╭─ Input records
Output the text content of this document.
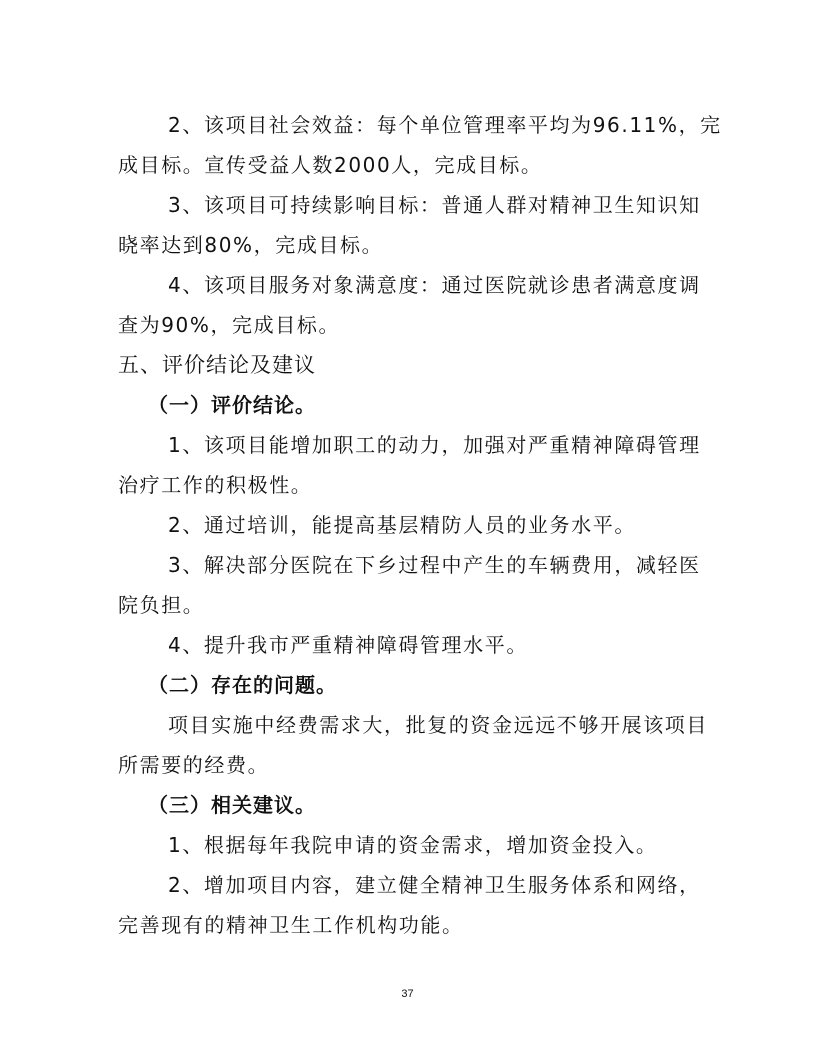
2、该项目社会效益：每个单位管理率平均为96.11%，完
成目标。宣传受益人数2000人，完成目标。
3、该项目可持续影响目标：普通人群对精神卫生知识知
晓率达到80%，完成目标。
4、该项目服务对象满意度：通过医院就诊患者满意度调
查为90%，完成目标。
五、评价结论及建议
（一）评价结论。
1、该项目能增加职工的动力，加强对严重精神障碍管理
治疗工作的积极性。
2、通过培训，能提高基层精防人员的业务水平。
3、解决部分医院在下乡过程中产生的车辆费用，减轻医
院负担。
4、提升我市严重精神障碍管理水平。
（二）存在的问题。
项目实施中经费需求大，批复的资金远远不够开展该项目
所需要的经费。
（三）相关建议。
1、根据每年我院申请的资金需求，增加资金投入。
2、增加项目内容，建立健全精神卫生服务体系和网络，
完善现有的精神卫生工作机构功能。
37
╰─
→ Given task: From the material above, reproduce everything verbatim except the pictures.

→ The response:
Output the text content of this document.
2、该项目社会效益：每个单位管理率平均为96.11%，完
成目标。宣传受益人数2000人，完成目标。
3、该项目可持续影响目标：普通人群对精神卫生知识知
晓率达到80%，完成目标。
4、该项目服务对象满意度：通过医院就诊患者满意度调
查为90%，完成目标。
五、评价结论及建议
（一）评价结论。
1、该项目能增加职工的动力，加强对严重精神障碍管理
治疗工作的积极性。
2、通过培训，能提高基层精防人员的业务水平。
3、解决部分医院在下乡过程中产生的车辆费用，减轻医
院负担。
4、提升我市严重精神障碍管理水平。
（二）存在的问题。
项目实施中经费需求大，批复的资金远远不够开展该项目
所需要的经费。
（三）相关建议。
1、根据每年我院申请的资金需求，增加资金投入。
2、增加项目内容，建立健全精神卫生服务体系和网络，
完善现有的精神卫生工作机构功能。
37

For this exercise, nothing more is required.